◆ **Supplied material**:
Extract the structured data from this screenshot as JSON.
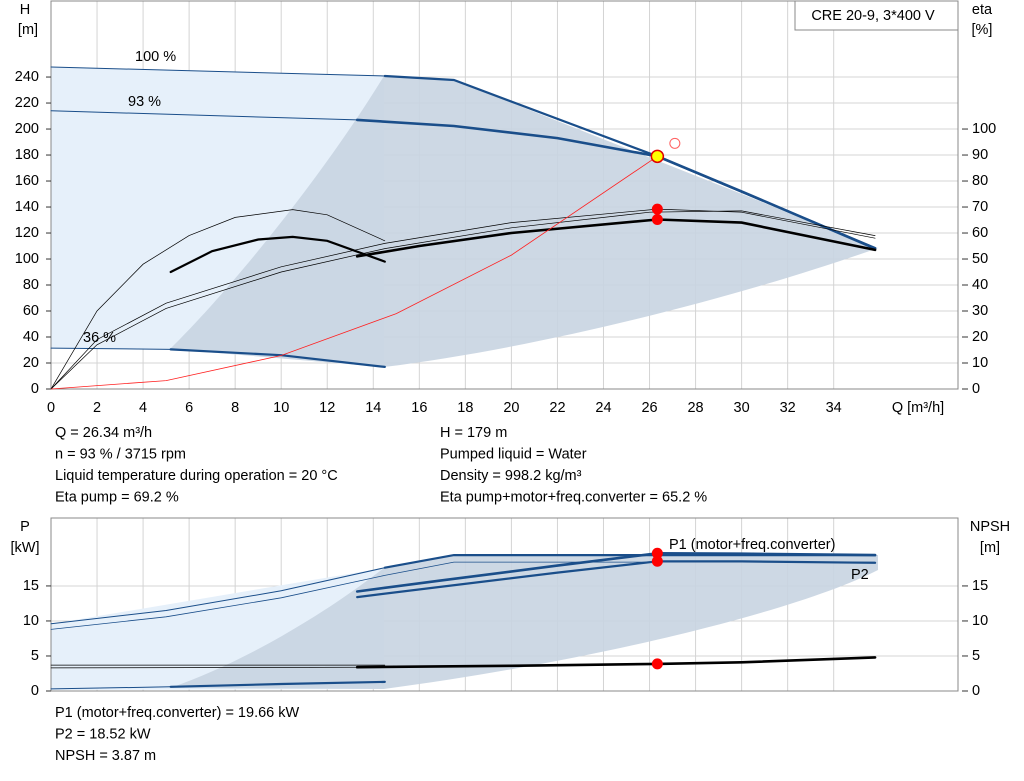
{
  "chart_data": [
    {
      "type": "line",
      "title": "CRE 20-9, 3*400 V",
      "ylabel": [
        "H",
        "[m]"
      ],
      "y2label": [
        "eta",
        "[%]"
      ],
      "xlabel": "Q [m³/h]",
      "xlim": [
        0,
        39.4
      ],
      "xticks": [
        0,
        2,
        4,
        6,
        8,
        10,
        12,
        14,
        16,
        18,
        20,
        22,
        24,
        26,
        28,
        30,
        32,
        34
      ],
      "ylim": [
        0,
        298.5
      ],
      "yticks": [
        0,
        20,
        40,
        60,
        80,
        100,
        120,
        140,
        160,
        180,
        200,
        220,
        240
      ],
      "y2lim": [
        0,
        149.25
      ],
      "y2ticks": [
        0,
        10,
        20,
        30,
        40,
        50,
        60,
        70,
        80,
        90,
        100
      ],
      "grid": true,
      "series": [
        {
          "name": "100 %",
          "color": "#1a4e8a",
          "width": 1,
          "x": [
            0,
            14.5
          ],
          "values": [
            247.7,
            240.8
          ]
        },
        {
          "color": "#1a4e8a",
          "width": 2.2,
          "x": [
            14.5,
            17.5,
            26.34,
            35.8
          ],
          "values": [
            240.8,
            237.7,
            179,
            108.5
          ]
        },
        {
          "name": "93 %",
          "color": "#1a4e8a",
          "width": 1,
          "x": [
            0,
            13.3
          ],
          "values": [
            214,
            207
          ]
        },
        {
          "color": "#1a4e8a",
          "width": 2.6,
          "x": [
            13.3,
            17.5,
            22,
            26.34,
            30,
            35.8
          ],
          "values": [
            207,
            202.3,
            193,
            179,
            152,
            108
          ]
        },
        {
          "name": "36 %",
          "color": "#1a4e8a",
          "width": 1,
          "x": [
            0,
            5.2
          ],
          "values": [
            31.5,
            30.5
          ]
        },
        {
          "color": "#1a4e8a",
          "width": 2.2,
          "x": [
            5.2,
            10,
            14.5
          ],
          "values": [
            30.5,
            26,
            17
          ]
        },
        {
          "color": "#000000",
          "width": 0.7,
          "axis": "y2",
          "x": [
            0,
            2,
            4,
            6,
            8,
            10.5,
            12,
            14.5
          ],
          "values": [
            0,
            30,
            48,
            59,
            66,
            69,
            67,
            57
          ]
        },
        {
          "color": "#000000",
          "width": 2.2,
          "axis": "y2",
          "x": [
            5.2,
            7,
            9,
            10.5,
            12,
            14.5
          ],
          "values": [
            45,
            53,
            57.5,
            58.5,
            57,
            49
          ]
        },
        {
          "color": "#000000",
          "width": 0.7,
          "axis": "y2",
          "x": [
            0,
            2,
            5,
            10,
            14.5,
            20,
            26.34,
            30,
            35.8
          ],
          "values": [
            0,
            19,
            33,
            47,
            56,
            64,
            69.2,
            68,
            58
          ]
        },
        {
          "color": "#000000",
          "width": 2.6,
          "axis": "y2",
          "x": [
            13.3,
            16,
            20,
            26.34,
            30,
            35.8
          ],
          "values": [
            51,
            55,
            60,
            65.2,
            64,
            53.5
          ]
        },
        {
          "color": "#000000",
          "width": 0.7,
          "axis": "y2",
          "x": [
            0,
            2,
            5,
            10,
            14.5,
            20,
            26,
            30,
            35.8
          ],
          "values": [
            0,
            17,
            31,
            45,
            54,
            62,
            68,
            68.5,
            59
          ]
        },
        {
          "color": "#ff2020",
          "width": 0.8,
          "x": [
            0,
            5,
            10,
            15,
            20,
            26.34
          ],
          "values": [
            0,
            6.45,
            25.8,
            58,
            103,
            179
          ]
        }
      ],
      "points": [
        {
          "x": 26.34,
          "y": 69.2,
          "axis": "y2",
          "color": "#ff0000",
          "fill": "#ff0000"
        },
        {
          "x": 26.34,
          "y": 65.2,
          "axis": "y2",
          "color": "#ff0000",
          "fill": "#ff0000"
        },
        {
          "x": 26.34,
          "y": 179,
          "color": "#e00000",
          "fill": "#ffff00"
        },
        {
          "x": 27.1,
          "y": 189,
          "color": "#ff6060",
          "fill": "none"
        }
      ],
      "info": [
        [
          "Q = 26.34 m³/h",
          "n = 93 % / 3715 rpm",
          "Liquid temperature during operation = 20 °C",
          "Eta pump = 69.2 %"
        ],
        [
          "H = 179 m",
          "Pumped liquid = Water",
          "Density = 998.2 kg/m³",
          "Eta pump+motor+freq.converter = 65.2 %"
        ]
      ]
    },
    {
      "type": "line",
      "ylabel": [
        "P",
        "[kW]"
      ],
      "y2label": [
        "NPSH",
        "[m]"
      ],
      "xlim": [
        0,
        39.4
      ],
      "ylim": [
        0,
        24.7
      ],
      "yticks": [
        0,
        5,
        10,
        15
      ],
      "y2lim": [
        0,
        24.7
      ],
      "y2ticks": [
        0,
        5,
        10,
        15
      ],
      "grid": true,
      "series": [
        {
          "color": "#1a4e8a",
          "width": 1,
          "x": [
            0,
            5,
            10,
            14.5
          ],
          "values": [
            9.6,
            11.5,
            14.3,
            17.6
          ]
        },
        {
          "color": "#1a4e8a",
          "width": 2.2,
          "x": [
            14.5,
            17.5,
            35.8
          ],
          "values": [
            17.6,
            19.4,
            19.4
          ]
        },
        {
          "color": "#1a4e8a",
          "width": 0.8,
          "x": [
            0,
            5,
            10,
            14.5,
            17.5,
            35.8
          ],
          "values": [
            8.8,
            10.6,
            13.3,
            16.5,
            18.4,
            18.4
          ]
        },
        {
          "name": "P1 (motor+freq.converter)",
          "color": "#1a4e8a",
          "width": 2.6,
          "x": [
            13.3,
            17,
            22,
            26.34,
            30,
            35.8
          ],
          "values": [
            14.2,
            15.8,
            17.9,
            19.66,
            19.6,
            19.4
          ]
        },
        {
          "name": "P2",
          "color": "#1a4e8a",
          "width": 2.2,
          "x": [
            13.3,
            17,
            22,
            26.34,
            30,
            35.8
          ],
          "values": [
            13.4,
            14.9,
            16.9,
            18.52,
            18.5,
            18.3
          ]
        },
        {
          "color": "#1a4e8a",
          "width": 1,
          "x": [
            0,
            5.2
          ],
          "values": [
            0.3,
            0.6
          ]
        },
        {
          "color": "#1a4e8a",
          "width": 2.2,
          "x": [
            5.2,
            10,
            14.5
          ],
          "values": [
            0.6,
            1.0,
            1.3
          ]
        },
        {
          "color": "#000000",
          "width": 0.7,
          "axis": "y2",
          "x": [
            0,
            14.5
          ],
          "values": [
            3.7,
            3.7
          ]
        },
        {
          "color": "#000000",
          "width": 0.7,
          "axis": "y2",
          "x": [
            0,
            14.5
          ],
          "values": [
            3.3,
            3.4
          ]
        },
        {
          "color": "#000000",
          "width": 2.6,
          "axis": "y2",
          "x": [
            13.3,
            20,
            26.34,
            30,
            35.8
          ],
          "values": [
            3.4,
            3.6,
            3.87,
            4.1,
            4.8
          ]
        }
      ],
      "points": [
        {
          "x": 26.34,
          "y": 19.66,
          "color": "#ff0000",
          "fill": "#ff0000"
        },
        {
          "x": 26.34,
          "y": 18.52,
          "color": "#ff0000",
          "fill": "#ff0000"
        },
        {
          "x": 26.34,
          "y": 3.87,
          "axis": "y2",
          "color": "#ff0000",
          "fill": "#ff0000"
        }
      ],
      "info": [
        [
          "P1 (motor+freq.converter) = 19.66 kW",
          "P2 = 18.52 kW",
          "NPSH = 3.87 m"
        ]
      ]
    }
  ]
}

◆ **Task objective**:
Copy out all of the data word for word. Do not carry over any picture.

◆ **Written response**:
Extract the structured data from this screenshot as JSON.
{
  "chart_data": [
    {
      "type": "line",
      "title": "CRE 20-9, 3*400 V",
      "ylabel": [
        "H",
        "[m]"
      ],
      "y2label": [
        "eta",
        "[%]"
      ],
      "xlabel": "Q [m³/h]",
      "xlim": [
        0,
        39.4
      ],
      "xticks": [
        0,
        2,
        4,
        6,
        8,
        10,
        12,
        14,
        16,
        18,
        20,
        22,
        24,
        26,
        28,
        30,
        32,
        34
      ],
      "ylim": [
        0,
        298.5
      ],
      "yticks": [
        0,
        20,
        40,
        60,
        80,
        100,
        120,
        140,
        160,
        180,
        200,
        220,
        240
      ],
      "y2lim": [
        0,
        149.25
      ],
      "y2ticks": [
        0,
        10,
        20,
        30,
        40,
        50,
        60,
        70,
        80,
        90,
        100
      ],
      "grid": true,
      "series": [
        {
          "name": "100 %",
          "color": "#1a4e8a",
          "width": 1,
          "x": [
            0,
            14.5
          ],
          "values": [
            247.7,
            240.8
          ]
        },
        {
          "color": "#1a4e8a",
          "width": 2.2,
          "x": [
            14.5,
            17.5,
            26.34,
            35.8
          ],
          "values": [
            240.8,
            237.7,
            179,
            108.5
          ]
        },
        {
          "name": "93 %",
          "color": "#1a4e8a",
          "width": 1,
          "x": [
            0,
            13.3
          ],
          "values": [
            214,
            207
          ]
        },
        {
          "color": "#1a4e8a",
          "width": 2.6,
          "x": [
            13.3,
            17.5,
            22,
            26.34,
            30,
            35.8
          ],
          "values": [
            207,
            202.3,
            193,
            179,
            152,
            108
          ]
        },
        {
          "name": "36 %",
          "color": "#1a4e8a",
          "width": 1,
          "x": [
            0,
            5.2
          ],
          "values": [
            31.5,
            30.5
          ]
        },
        {
          "color": "#1a4e8a",
          "width": 2.2,
          "x": [
            5.2,
            10,
            14.5
          ],
          "values": [
            30.5,
            26,
            17
          ]
        },
        {
          "color": "#000000",
          "width": 0.7,
          "axis": "y2",
          "x": [
            0,
            2,
            4,
            6,
            8,
            10.5,
            12,
            14.5
          ],
          "values": [
            0,
            30,
            48,
            59,
            66,
            69,
            67,
            57
          ]
        },
        {
          "color": "#000000",
          "width": 2.2,
          "axis": "y2",
          "x": [
            5.2,
            7,
            9,
            10.5,
            12,
            14.5
          ],
          "values": [
            45,
            53,
            57.5,
            58.5,
            57,
            49
          ]
        },
        {
          "color": "#000000",
          "width": 0.7,
          "axis": "y2",
          "x": [
            0,
            2,
            5,
            10,
            14.5,
            20,
            26.34,
            30,
            35.8
          ],
          "values": [
            0,
            19,
            33,
            47,
            56,
            64,
            69.2,
            68,
            58
          ]
        },
        {
          "color": "#000000",
          "width": 2.6,
          "axis": "y2",
          "x": [
            13.3,
            16,
            20,
            26.34,
            30,
            35.8
          ],
          "values": [
            51,
            55,
            60,
            65.2,
            64,
            53.5
          ]
        },
        {
          "color": "#000000",
          "width": 0.7,
          "axis": "y2",
          "x": [
            0,
            2,
            5,
            10,
            14.5,
            20,
            26,
            30,
            35.8
          ],
          "values": [
            0,
            17,
            31,
            45,
            54,
            62,
            68,
            68.5,
            59
          ]
        },
        {
          "color": "#ff2020",
          "width": 0.8,
          "x": [
            0,
            5,
            10,
            15,
            20,
            26.34
          ],
          "values": [
            0,
            6.45,
            25.8,
            58,
            103,
            179
          ]
        }
      ],
      "points": [
        {
          "x": 26.34,
          "y": 69.2,
          "axis": "y2",
          "color": "#ff0000",
          "fill": "#ff0000"
        },
        {
          "x": 26.34,
          "y": 65.2,
          "axis": "y2",
          "color": "#ff0000",
          "fill": "#ff0000"
        },
        {
          "x": 26.34,
          "y": 179,
          "color": "#e00000",
          "fill": "#ffff00"
        },
        {
          "x": 27.1,
          "y": 189,
          "color": "#ff6060",
          "fill": "none"
        }
      ],
      "info": [
        [
          "Q = 26.34 m³/h",
          "n = 93 % / 3715 rpm",
          "Liquid temperature during operation = 20 °C",
          "Eta pump = 69.2 %"
        ],
        [
          "H = 179 m",
          "Pumped liquid = Water",
          "Density = 998.2 kg/m³",
          "Eta pump+motor+freq.converter = 65.2 %"
        ]
      ]
    },
    {
      "type": "line",
      "ylabel": [
        "P",
        "[kW]"
      ],
      "y2label": [
        "NPSH",
        "[m]"
      ],
      "xlim": [
        0,
        39.4
      ],
      "ylim": [
        0,
        24.7
      ],
      "yticks": [
        0,
        5,
        10,
        15
      ],
      "y2lim": [
        0,
        24.7
      ],
      "y2ticks": [
        0,
        5,
        10,
        15
      ],
      "grid": true,
      "series": [
        {
          "color": "#1a4e8a",
          "width": 1,
          "x": [
            0,
            5,
            10,
            14.5
          ],
          "values": [
            9.6,
            11.5,
            14.3,
            17.6
          ]
        },
        {
          "color": "#1a4e8a",
          "width": 2.2,
          "x": [
            14.5,
            17.5,
            35.8
          ],
          "values": [
            17.6,
            19.4,
            19.4
          ]
        },
        {
          "color": "#1a4e8a",
          "width": 0.8,
          "x": [
            0,
            5,
            10,
            14.5,
            17.5,
            35.8
          ],
          "values": [
            8.8,
            10.6,
            13.3,
            16.5,
            18.4,
            18.4
          ]
        },
        {
          "name": "P1 (motor+freq.converter)",
          "color": "#1a4e8a",
          "width": 2.6,
          "x": [
            13.3,
            17,
            22,
            26.34,
            30,
            35.8
          ],
          "values": [
            14.2,
            15.8,
            17.9,
            19.66,
            19.6,
            19.4
          ]
        },
        {
          "name": "P2",
          "color": "#1a4e8a",
          "width": 2.2,
          "x": [
            13.3,
            17,
            22,
            26.34,
            30,
            35.8
          ],
          "values": [
            13.4,
            14.9,
            16.9,
            18.52,
            18.5,
            18.3
          ]
        },
        {
          "color": "#1a4e8a",
          "width": 1,
          "x": [
            0,
            5.2
          ],
          "values": [
            0.3,
            0.6
          ]
        },
        {
          "color": "#1a4e8a",
          "width": 2.2,
          "x": [
            5.2,
            10,
            14.5
          ],
          "values": [
            0.6,
            1.0,
            1.3
          ]
        },
        {
          "color": "#000000",
          "width": 0.7,
          "axis": "y2",
          "x": [
            0,
            14.5
          ],
          "values": [
            3.7,
            3.7
          ]
        },
        {
          "color": "#000000",
          "width": 0.7,
          "axis": "y2",
          "x": [
            0,
            14.5
          ],
          "values": [
            3.3,
            3.4
          ]
        },
        {
          "color": "#000000",
          "width": 2.6,
          "axis": "y2",
          "x": [
            13.3,
            20,
            26.34,
            30,
            35.8
          ],
          "values": [
            3.4,
            3.6,
            3.87,
            4.1,
            4.8
          ]
        }
      ],
      "points": [
        {
          "x": 26.34,
          "y": 19.66,
          "color": "#ff0000",
          "fill": "#ff0000"
        },
        {
          "x": 26.34,
          "y": 18.52,
          "color": "#ff0000",
          "fill": "#ff0000"
        },
        {
          "x": 26.34,
          "y": 3.87,
          "axis": "y2",
          "color": "#ff0000",
          "fill": "#ff0000"
        }
      ],
      "info": [
        [
          "P1 (motor+freq.converter) = 19.66 kW",
          "P2 = 18.52 kW",
          "NPSH = 3.87 m"
        ]
      ]
    }
  ]
}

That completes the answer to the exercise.